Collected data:
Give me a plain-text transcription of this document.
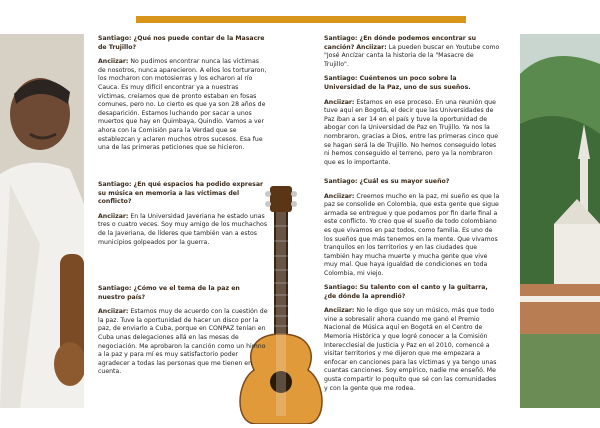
Santiago: ¿Qué nos puede contar de la Masacre de Trujillo?

Anciizar: No pudimos encontrar nunca las víctimas de nosotros, nunca aparecieron. A ellos los torturaron, los mocharon con motosierras y los echaron al río Cauca. Es muy difícil encontrar ya a nuestras víctimas, creíamos que de pronto estaban en fosas comunes, pero no. Lo cierto es que ya son 28 años de desaparición. Estamos luchando por sacar a unos muertos que hay en Quimbaya, Quindío. Vamos a ver ahora con la Comisión para la Verdad que se establezcan y aclaren muchos otros sucesos. Esa fue una de las primeras peticiones que se hicieron.

Santiago: ¿En qué espacios ha podido expresar su música en memoria a las víctimas del conflicto?

Anciizar: En la Universidad Javeriana he estado unas tres o cuatro veces. Soy muy amigo de los muchachos de la Javeriana, de líderes que también van a estos municipios golpeados por la guerra.

Santiago: ¿Cómo ve el tema de la paz en nuestro país?

Anciizar: Estamos muy de acuerdo con la cuestión de la paz. Tuve la oportunidad de hacer un disco por la paz, de enviarlo a Cuba, porque en CONPAZ tenían en Cuba unas delegaciones allá en las mesas de negociación. Me aprobaron la canción como un himno a la paz y para mí es muy satisfactorio poder agradecer a todas las personas que me tienen en cuenta.

Santiago: ¿En dónde podemos encontrar su canción? Anciizar: La pueden buscar en Youtube como "José Ancízar canta la historia de la "Masacre de Trujillo".

Santiago: Cuéntenos un poco sobre la Universidad de la Paz, uno de sus sueños.

Anciizar: Estamos en ese proceso. En una reunión que tuve aquí en Bogotá, el decir que las Universidades de Paz iban a ser 14 en el país y tuve la oportunidad de abogar con la Universidad de Paz en Trujillo. Ya nos la nombraron, gracias a Dios, entre las primeras cinco que se hagan será la de Trujillo. No hemos conseguido lotes ni hemos conseguido el terreno, pero ya la nombraron que es lo importante.

Santiago: ¿Cuál es su mayor sueño?

Anciizar: Creemos mucho en la paz, mi sueño es que la paz se consolide en Colombia, que esta gente que sigue armada se entregue y que podamos por fin darle final a este conflicto. Yo creo que el sueño de todo colombiano es que vivamos en paz todos, como familia. Es uno de los sueños que más tenemos en la mente. Que vivamos tranquilos en los territorios y en las ciudades que también hay mucha muerte y mucha gente que vive muy mal. Que haya igualdad de condiciones en toda Colombia, mi viejo.

Santiago: Su talento con el canto y la guitarra, ¿de dónde la aprendió?

Anciizar: No le digo que soy un músico, más que todo vine a sobresalir ahora cuando me ganó el Premio Nacional de Música aquí en Bogotá en el Centro de Memoria Histórica y que logré conocer a la Comisión Interecclesial de Justicia y Paz en el 2010, comencé a visitar territorios y me dijeron que me empezara a enfocar en canciones para las víctimas y ya tengo unas cuantas canciones. Soy empírico, nadie me enseñó. Me gusta compartir lo poquito que sé con las comunidades y con la gente que me rodea.
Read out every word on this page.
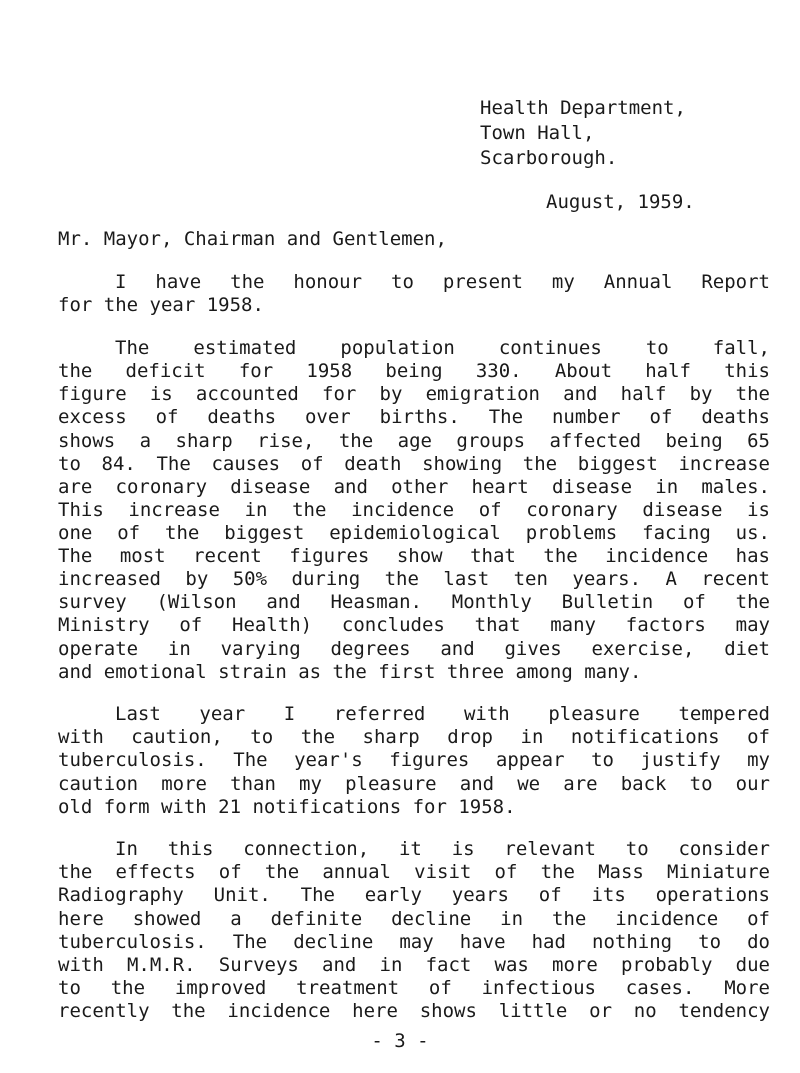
Health Department,
Town Hall,
Scarborough.
August, 1959.
Mr. Mayor, Chairman and Gentlemen,
I have the honour to present my Annual Report
for the year 1958.
The estimated population continues to fall,
the deficit for 1958 being 330. About half this
figure is accounted for by emigration and half by the
excess of deaths over births. The number of deaths
shows a sharp rise, the age groups affected being 65
to 84. The causes of death showing the biggest increase
are coronary disease and other heart disease in males.
This increase in the incidence of coronary disease is
one of the biggest epidemiological problems facing us.
The most recent figures show that the incidence has
increased by 50% during the last ten years. A recent
survey (Wilson and Heasman. Monthly Bulletin of the
Ministry of Health) concludes that many factors may
operate in varying degrees and gives exercise, diet
and emotional strain as the first three among many.
Last year I referred with pleasure tempered
with caution, to the sharp drop in notifications of
tuberculosis. The year's figures appear to justify my
caution more than my pleasure and we are back to our
old form with 21 notifications for 1958.
In this connection, it is relevant to consider
the effects of the annual visit of the Mass Miniature
Radiography Unit. The early years of its operations
here showed a definite decline in the incidence of
tuberculosis. The decline may have had nothing to do
with M.M.R. Surveys and in fact was more probably due
to the improved treatment of infectious cases. More
recently the incidence here shows little or no tendency
- 3 -
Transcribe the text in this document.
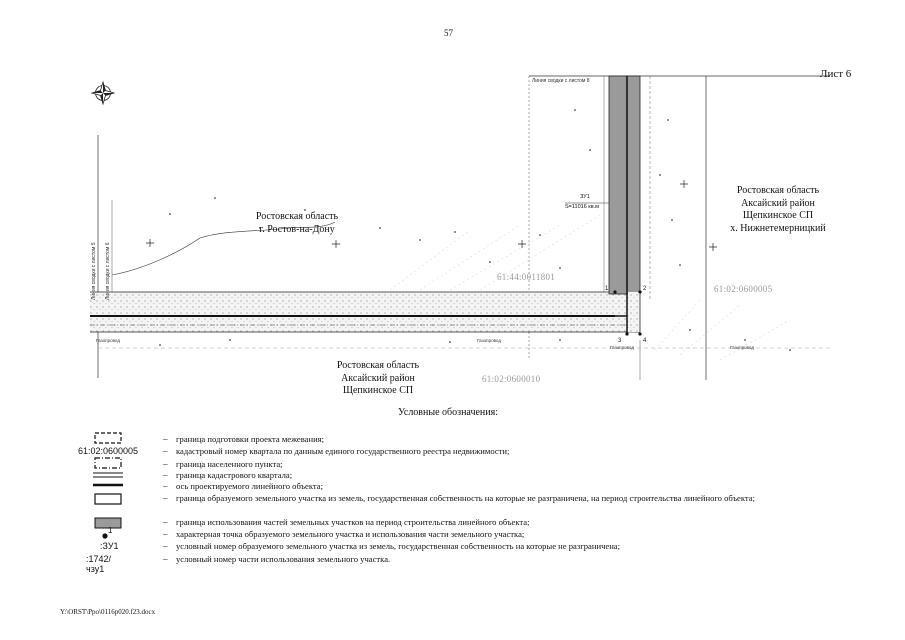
57
Лист 6
1	2
3	4
Линия сводки с листом 8
Линия сводки с листом 5 Линия сводки с листом 6
Газопровод	Газопровод
Газопровод	Газопровод
ЗУ1
S=11016 кв.м
Ростовская область
г. Ростов-на-Дону
Ростовская область
Аксайский район
Щепкинское СП
х. Нижнетемерницкий
Ростовская область
Аксайский район
Щепкинское СП
61:44:0011801
61:02:0600005
61:02:0600010
Условные обозначения:
– граница подготовки проекта межевания;
61:02:0600005	– кадастровый номер квартала по данным единого государственного реестра недвижимости;
– граница населенного пункта;
– граница кадастрового квартала;
– ось проектируемого линейного объекта;
– граница образуемого земельного участка из земель, государственная собственность на которые не разграничена, на период строительства линейного объекта;
– граница использования частей земельных участков на период строительства линейного объекта;
1	– характерная точка образуемого земельного участка и использования части земельного участка;
:ЗУ1	– условный номер образуемого земельного участка из земель, государственная собственность на которые не разграничена;
:1742/чзу1
– условный номер части использования земельного участка.
Y:\ORST\Ppo\0116p020.f23.docx
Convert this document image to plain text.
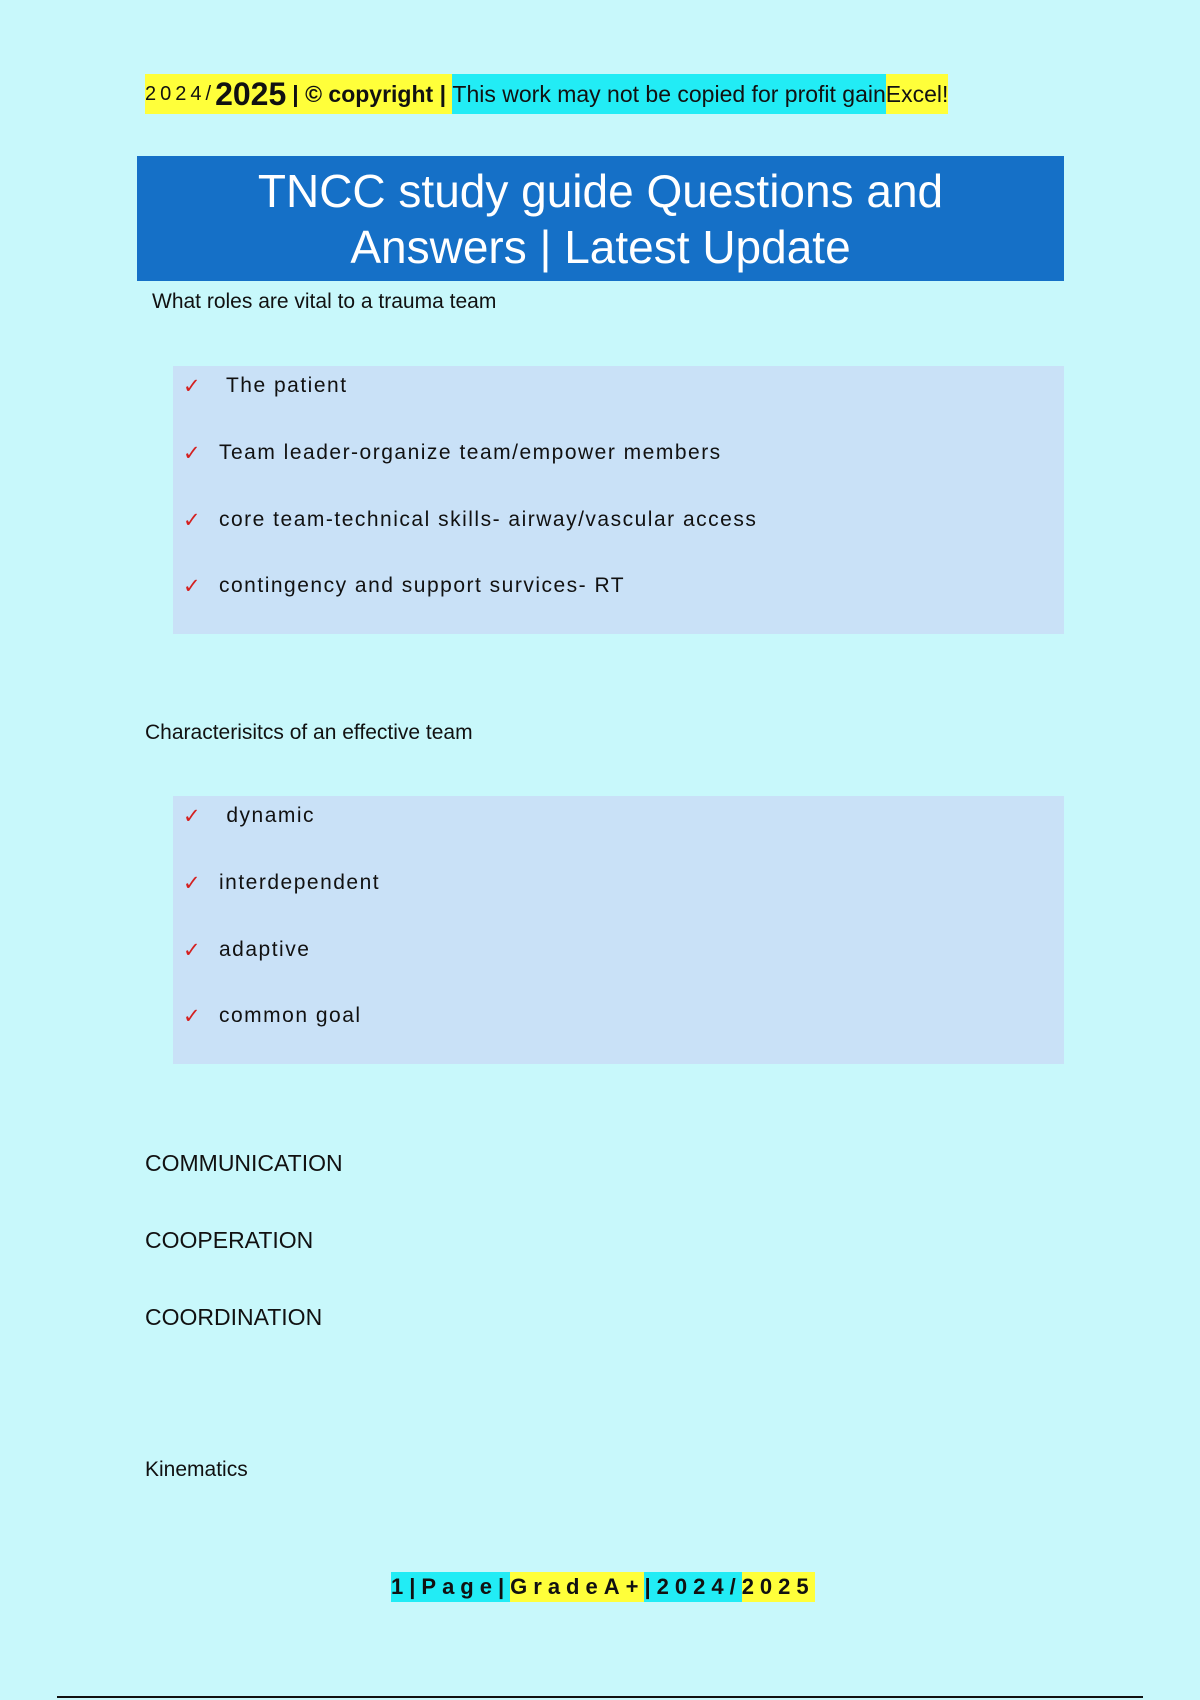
2024/ 2025 | © copyright |
This work may not be copied for profit gain Excel!
TNCC study guide Questions and Answers | Latest Update
What roles are vital to a trauma team
✓ The patient
✓ Team leader-organize team/empower members
✓ core team-technical skills- airway/vascular access
✓ contingency and support survices- RT
Characterisitcs of an effective team
✓ dynamic
✓ interdependent
✓ adaptive
✓ common goal
COMMUNICATION
COOPERATION
COORDINATION
Kinematics
1|Page| GradeA+ |2024/ 2025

*PROBLEM TO WORK ON*: In the entries above, identify every line with the word "использования". Copy those lines.

*WORKED SOLUTION*:
– граница использования частей земельных участков на период строительства линейного объекта;
1	– характерная точка образуемого земельного участка и использования части земельного участка;
– условный номер части использования земельного участка.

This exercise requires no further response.